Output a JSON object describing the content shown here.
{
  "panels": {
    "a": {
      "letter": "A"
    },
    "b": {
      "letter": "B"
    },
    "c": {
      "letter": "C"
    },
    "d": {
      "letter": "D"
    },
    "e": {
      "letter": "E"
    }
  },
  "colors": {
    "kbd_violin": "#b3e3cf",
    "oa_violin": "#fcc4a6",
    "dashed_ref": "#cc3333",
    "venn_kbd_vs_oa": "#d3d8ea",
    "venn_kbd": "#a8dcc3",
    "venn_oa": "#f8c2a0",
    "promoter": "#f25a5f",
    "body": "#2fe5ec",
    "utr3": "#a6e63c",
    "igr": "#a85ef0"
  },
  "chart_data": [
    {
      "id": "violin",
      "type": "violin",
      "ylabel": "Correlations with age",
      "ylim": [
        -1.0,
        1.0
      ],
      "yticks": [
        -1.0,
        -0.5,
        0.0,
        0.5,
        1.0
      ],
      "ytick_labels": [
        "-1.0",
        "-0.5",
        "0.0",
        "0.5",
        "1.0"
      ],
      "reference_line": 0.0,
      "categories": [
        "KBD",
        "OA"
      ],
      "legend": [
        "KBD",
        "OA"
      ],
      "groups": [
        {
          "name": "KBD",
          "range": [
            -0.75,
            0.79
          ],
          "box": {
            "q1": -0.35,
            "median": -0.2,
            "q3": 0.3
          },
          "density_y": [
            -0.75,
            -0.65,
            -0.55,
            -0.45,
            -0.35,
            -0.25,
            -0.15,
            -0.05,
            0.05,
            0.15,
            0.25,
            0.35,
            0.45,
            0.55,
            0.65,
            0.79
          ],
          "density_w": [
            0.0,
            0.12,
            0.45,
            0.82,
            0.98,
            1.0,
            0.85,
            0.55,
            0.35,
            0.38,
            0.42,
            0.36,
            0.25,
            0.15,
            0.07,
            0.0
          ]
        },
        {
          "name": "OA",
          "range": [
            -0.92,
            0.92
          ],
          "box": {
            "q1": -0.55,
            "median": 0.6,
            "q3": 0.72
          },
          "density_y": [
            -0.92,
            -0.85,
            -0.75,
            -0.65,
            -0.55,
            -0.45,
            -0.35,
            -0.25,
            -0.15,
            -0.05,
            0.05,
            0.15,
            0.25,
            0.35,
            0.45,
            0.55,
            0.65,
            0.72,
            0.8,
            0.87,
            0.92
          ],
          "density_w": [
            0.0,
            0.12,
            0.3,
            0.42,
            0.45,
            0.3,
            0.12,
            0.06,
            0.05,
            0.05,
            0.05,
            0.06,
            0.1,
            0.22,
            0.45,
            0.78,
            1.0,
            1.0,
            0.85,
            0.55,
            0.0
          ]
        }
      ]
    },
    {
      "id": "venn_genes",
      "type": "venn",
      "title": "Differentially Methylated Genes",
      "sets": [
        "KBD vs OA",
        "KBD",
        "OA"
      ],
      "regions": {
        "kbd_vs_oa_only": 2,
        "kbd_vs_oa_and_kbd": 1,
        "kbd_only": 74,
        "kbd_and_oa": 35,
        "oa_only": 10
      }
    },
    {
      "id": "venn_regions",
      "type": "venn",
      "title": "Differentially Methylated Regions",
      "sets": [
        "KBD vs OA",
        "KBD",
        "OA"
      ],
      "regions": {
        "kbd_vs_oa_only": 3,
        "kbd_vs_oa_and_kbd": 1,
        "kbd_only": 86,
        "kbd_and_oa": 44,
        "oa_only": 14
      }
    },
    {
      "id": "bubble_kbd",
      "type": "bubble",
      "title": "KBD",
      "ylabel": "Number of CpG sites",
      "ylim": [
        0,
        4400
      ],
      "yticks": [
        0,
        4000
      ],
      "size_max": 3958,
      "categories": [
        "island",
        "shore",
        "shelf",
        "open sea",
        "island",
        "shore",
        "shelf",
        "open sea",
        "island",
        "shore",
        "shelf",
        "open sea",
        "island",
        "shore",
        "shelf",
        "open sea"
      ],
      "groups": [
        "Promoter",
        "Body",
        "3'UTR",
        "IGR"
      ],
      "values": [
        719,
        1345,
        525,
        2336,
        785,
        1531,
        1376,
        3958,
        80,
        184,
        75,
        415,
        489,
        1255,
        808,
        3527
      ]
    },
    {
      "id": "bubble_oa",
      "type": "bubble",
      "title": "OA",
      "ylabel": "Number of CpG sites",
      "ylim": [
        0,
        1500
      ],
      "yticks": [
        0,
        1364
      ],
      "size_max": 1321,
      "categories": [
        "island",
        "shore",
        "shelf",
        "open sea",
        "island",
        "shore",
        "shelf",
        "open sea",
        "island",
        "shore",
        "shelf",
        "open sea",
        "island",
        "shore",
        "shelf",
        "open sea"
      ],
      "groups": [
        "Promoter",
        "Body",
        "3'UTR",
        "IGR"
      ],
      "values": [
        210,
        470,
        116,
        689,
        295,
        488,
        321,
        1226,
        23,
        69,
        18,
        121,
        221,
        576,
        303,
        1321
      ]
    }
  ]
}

┄┄┄┄┄┄┄┄┄┄

What you have to do: Copy all the records above exactly, missing none.

Result below:
Output a JSON object describing the content shown here.
{
  "panels": {
    "a": {
      "letter": "A"
    },
    "b": {
      "letter": "B"
    },
    "c": {
      "letter": "C"
    },
    "d": {
      "letter": "D"
    },
    "e": {
      "letter": "E"
    }
  },
  "colors": {
    "kbd_violin": "#b3e3cf",
    "oa_violin": "#fcc4a6",
    "dashed_ref": "#cc3333",
    "venn_kbd_vs_oa": "#d3d8ea",
    "venn_kbd": "#a8dcc3",
    "venn_oa": "#f8c2a0",
    "promoter": "#f25a5f",
    "body": "#2fe5ec",
    "utr3": "#a6e63c",
    "igr": "#a85ef0"
  },
  "chart_data": [
    {
      "id": "violin",
      "type": "violin",
      "ylabel": "Correlations with age",
      "ylim": [
        -1.0,
        1.0
      ],
      "yticks": [
        -1.0,
        -0.5,
        0.0,
        0.5,
        1.0
      ],
      "ytick_labels": [
        "-1.0",
        "-0.5",
        "0.0",
        "0.5",
        "1.0"
      ],
      "reference_line": 0.0,
      "categories": [
        "KBD",
        "OA"
      ],
      "legend": [
        "KBD",
        "OA"
      ],
      "groups": [
        {
          "name": "KBD",
          "range": [
            -0.75,
            0.79
          ],
          "box": {
            "q1": -0.35,
            "median": -0.2,
            "q3": 0.3
          },
          "density_y": [
            -0.75,
            -0.65,
            -0.55,
            -0.45,
            -0.35,
            -0.25,
            -0.15,
            -0.05,
            0.05,
            0.15,
            0.25,
            0.35,
            0.45,
            0.55,
            0.65,
            0.79
          ],
          "density_w": [
            0.0,
            0.12,
            0.45,
            0.82,
            0.98,
            1.0,
            0.85,
            0.55,
            0.35,
            0.38,
            0.42,
            0.36,
            0.25,
            0.15,
            0.07,
            0.0
          ]
        },
        {
          "name": "OA",
          "range": [
            -0.92,
            0.92
          ],
          "box": {
            "q1": -0.55,
            "median": 0.6,
            "q3": 0.72
          },
          "density_y": [
            -0.92,
            -0.85,
            -0.75,
            -0.65,
            -0.55,
            -0.45,
            -0.35,
            -0.25,
            -0.15,
            -0.05,
            0.05,
            0.15,
            0.25,
            0.35,
            0.45,
            0.55,
            0.65,
            0.72,
            0.8,
            0.87,
            0.92
          ],
          "density_w": [
            0.0,
            0.12,
            0.3,
            0.42,
            0.45,
            0.3,
            0.12,
            0.06,
            0.05,
            0.05,
            0.05,
            0.06,
            0.1,
            0.22,
            0.45,
            0.78,
            1.0,
            1.0,
            0.85,
            0.55,
            0.0
          ]
        }
      ]
    },
    {
      "id": "venn_genes",
      "type": "venn",
      "title": "Differentially Methylated Genes",
      "sets": [
        "KBD vs OA",
        "KBD",
        "OA"
      ],
      "regions": {
        "kbd_vs_oa_only": 2,
        "kbd_vs_oa_and_kbd": 1,
        "kbd_only": 74,
        "kbd_and_oa": 35,
        "oa_only": 10
      }
    },
    {
      "id": "venn_regions",
      "type": "venn",
      "title": "Differentially Methylated Regions",
      "sets": [
        "KBD vs OA",
        "KBD",
        "OA"
      ],
      "regions": {
        "kbd_vs_oa_only": 3,
        "kbd_vs_oa_and_kbd": 1,
        "kbd_only": 86,
        "kbd_and_oa": 44,
        "oa_only": 14
      }
    },
    {
      "id": "bubble_kbd",
      "type": "bubble",
      "title": "KBD",
      "ylabel": "Number of CpG sites",
      "ylim": [
        0,
        4400
      ],
      "yticks": [
        0,
        4000
      ],
      "size_max": 3958,
      "categories": [
        "island",
        "shore",
        "shelf",
        "open sea",
        "island",
        "shore",
        "shelf",
        "open sea",
        "island",
        "shore",
        "shelf",
        "open sea",
        "island",
        "shore",
        "shelf",
        "open sea"
      ],
      "groups": [
        "Promoter",
        "Body",
        "3'UTR",
        "IGR"
      ],
      "values": [
        719,
        1345,
        525,
        2336,
        785,
        1531,
        1376,
        3958,
        80,
        184,
        75,
        415,
        489,
        1255,
        808,
        3527
      ]
    },
    {
      "id": "bubble_oa",
      "type": "bubble",
      "title": "OA",
      "ylabel": "Number of CpG sites",
      "ylim": [
        0,
        1500
      ],
      "yticks": [
        0,
        1364
      ],
      "size_max": 1321,
      "categories": [
        "island",
        "shore",
        "shelf",
        "open sea",
        "island",
        "shore",
        "shelf",
        "open sea",
        "island",
        "shore",
        "shelf",
        "open sea",
        "island",
        "shore",
        "shelf",
        "open sea"
      ],
      "groups": [
        "Promoter",
        "Body",
        "3'UTR",
        "IGR"
      ],
      "values": [
        210,
        470,
        116,
        689,
        295,
        488,
        321,
        1226,
        23,
        69,
        18,
        121,
        221,
        576,
        303,
        1321
      ]
    }
  ]
}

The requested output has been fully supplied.